* [Task directions] Reproduce the listing below exactly. Pictures do not belong in the copy.

* [Provided data]
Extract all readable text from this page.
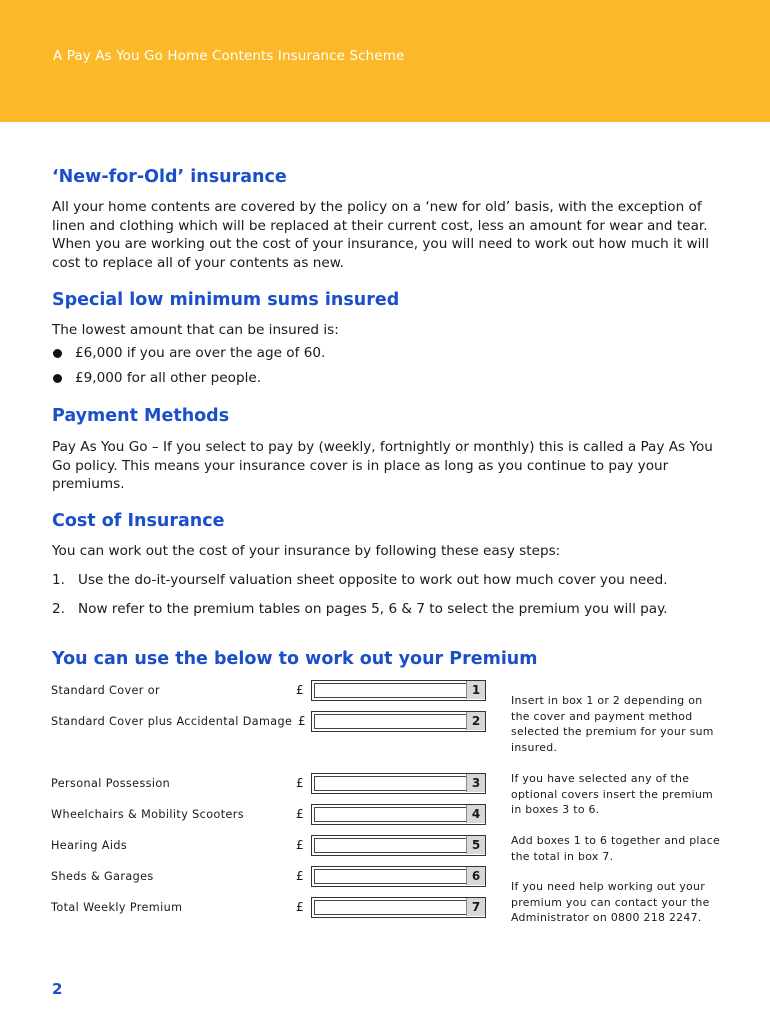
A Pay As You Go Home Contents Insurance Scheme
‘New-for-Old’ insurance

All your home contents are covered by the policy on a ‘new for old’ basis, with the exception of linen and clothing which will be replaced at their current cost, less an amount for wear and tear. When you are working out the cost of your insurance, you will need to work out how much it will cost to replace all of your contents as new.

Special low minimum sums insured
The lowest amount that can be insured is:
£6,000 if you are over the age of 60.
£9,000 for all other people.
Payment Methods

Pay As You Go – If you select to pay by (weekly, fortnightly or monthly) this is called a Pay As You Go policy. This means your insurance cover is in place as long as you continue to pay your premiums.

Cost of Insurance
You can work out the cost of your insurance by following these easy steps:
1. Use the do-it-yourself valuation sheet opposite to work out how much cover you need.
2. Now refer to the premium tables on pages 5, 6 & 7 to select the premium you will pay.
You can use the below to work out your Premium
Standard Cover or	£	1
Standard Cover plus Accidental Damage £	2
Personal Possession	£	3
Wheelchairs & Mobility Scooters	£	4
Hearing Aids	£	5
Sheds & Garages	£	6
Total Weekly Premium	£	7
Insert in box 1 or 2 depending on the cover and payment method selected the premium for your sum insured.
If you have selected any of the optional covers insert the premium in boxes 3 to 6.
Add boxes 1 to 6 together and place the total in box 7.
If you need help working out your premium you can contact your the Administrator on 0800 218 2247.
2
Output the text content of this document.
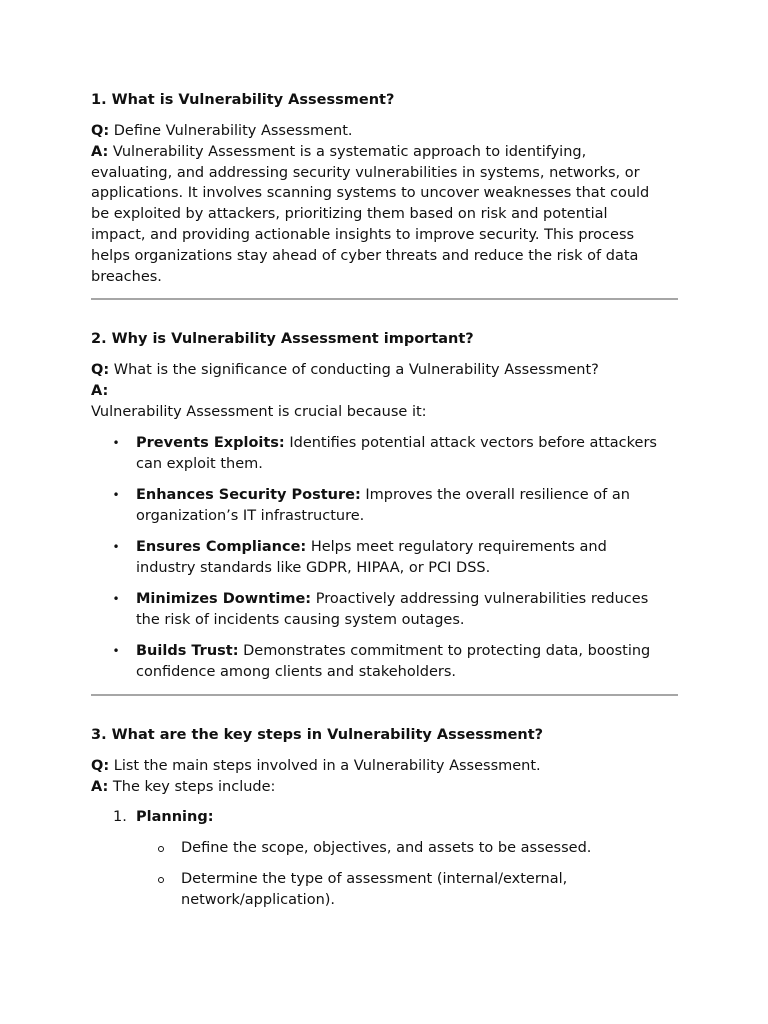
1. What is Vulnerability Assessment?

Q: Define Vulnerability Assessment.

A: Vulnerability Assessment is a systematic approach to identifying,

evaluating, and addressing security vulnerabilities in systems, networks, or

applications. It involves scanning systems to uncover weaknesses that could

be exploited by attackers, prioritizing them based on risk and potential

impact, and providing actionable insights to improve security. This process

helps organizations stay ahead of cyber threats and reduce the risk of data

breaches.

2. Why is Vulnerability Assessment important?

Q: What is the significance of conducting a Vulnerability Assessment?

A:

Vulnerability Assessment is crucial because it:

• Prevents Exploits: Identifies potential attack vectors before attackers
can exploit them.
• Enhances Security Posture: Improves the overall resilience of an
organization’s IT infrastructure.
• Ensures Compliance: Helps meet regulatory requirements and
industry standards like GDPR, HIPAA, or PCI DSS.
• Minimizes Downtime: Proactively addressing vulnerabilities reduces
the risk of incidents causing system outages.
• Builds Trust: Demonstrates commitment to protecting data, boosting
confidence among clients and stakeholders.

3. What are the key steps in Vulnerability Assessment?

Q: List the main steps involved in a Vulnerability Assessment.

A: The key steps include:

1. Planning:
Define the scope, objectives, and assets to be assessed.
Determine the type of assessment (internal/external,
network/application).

* [Answer to this problem]
Extract all readable text from this page.
A Pay As You Go Home Contents Insurance Scheme
‘New-for-Old’ insurance

All your home contents are covered by the policy on a ‘new for old’ basis, with the exception of linen and clothing which will be replaced at their current cost, less an amount for wear and tear. When you are working out the cost of your insurance, you will need to work out how much it will cost to replace all of your contents as new.

Special low minimum sums insured
The lowest amount that can be insured is:
£6,000 if you are over the age of 60.
£9,000 for all other people.
Payment Methods

Pay As You Go – If you select to pay by (weekly, fortnightly or monthly) this is called a Pay As You Go policy. This means your insurance cover is in place as long as you continue to pay your premiums.

Cost of Insurance
You can work out the cost of your insurance by following these easy steps:
1. Use the do-it-yourself valuation sheet opposite to work out how much cover you need.
2. Now refer to the premium tables on pages 5, 6 & 7 to select the premium you will pay.
You can use the below to work out your Premium
Standard Cover or	£	1
Standard Cover plus Accidental Damage £	2
Personal Possession	£	3
Wheelchairs & Mobility Scooters	£	4
Hearing Aids	£	5
Sheds & Garages	£	6
Total Weekly Premium	£	7
Insert in box 1 or 2 depending on the cover and payment method selected the premium for your sum insured.
If you have selected any of the optional covers insert the premium in boxes 3 to 6.
Add boxes 1 to 6 together and place the total in box 7.
If you need help working out your premium you can contact your the Administrator on 0800 218 2247.
2
Output the text content of this document.
1. What is Vulnerability Assessment?

Q: Define Vulnerability Assessment.

A: Vulnerability Assessment is a systematic approach to identifying,

evaluating, and addressing security vulnerabilities in systems, networks, or

applications. It involves scanning systems to uncover weaknesses that could

be exploited by attackers, prioritizing them based on risk and potential

impact, and providing actionable insights to improve security. This process

helps organizations stay ahead of cyber threats and reduce the risk of data

breaches.

2. Why is Vulnerability Assessment important?

Q: What is the significance of conducting a Vulnerability Assessment?

A:

Vulnerability Assessment is crucial because it:

• Prevents Exploits: Identifies potential attack vectors before attackers
can exploit them.
• Enhances Security Posture: Improves the overall resilience of an
organization’s IT infrastructure.
• Ensures Compliance: Helps meet regulatory requirements and
industry standards like GDPR, HIPAA, or PCI DSS.
• Minimizes Downtime: Proactively addressing vulnerabilities reduces
the risk of incidents causing system outages.
• Builds Trust: Demonstrates commitment to protecting data, boosting
confidence among clients and stakeholders.

3. What are the key steps in Vulnerability Assessment?

Q: List the main steps involved in a Vulnerability Assessment.

A: The key steps include:

1. Planning:
Define the scope, objectives, and assets to be assessed.
Determine the type of assessment (internal/external,
network/application).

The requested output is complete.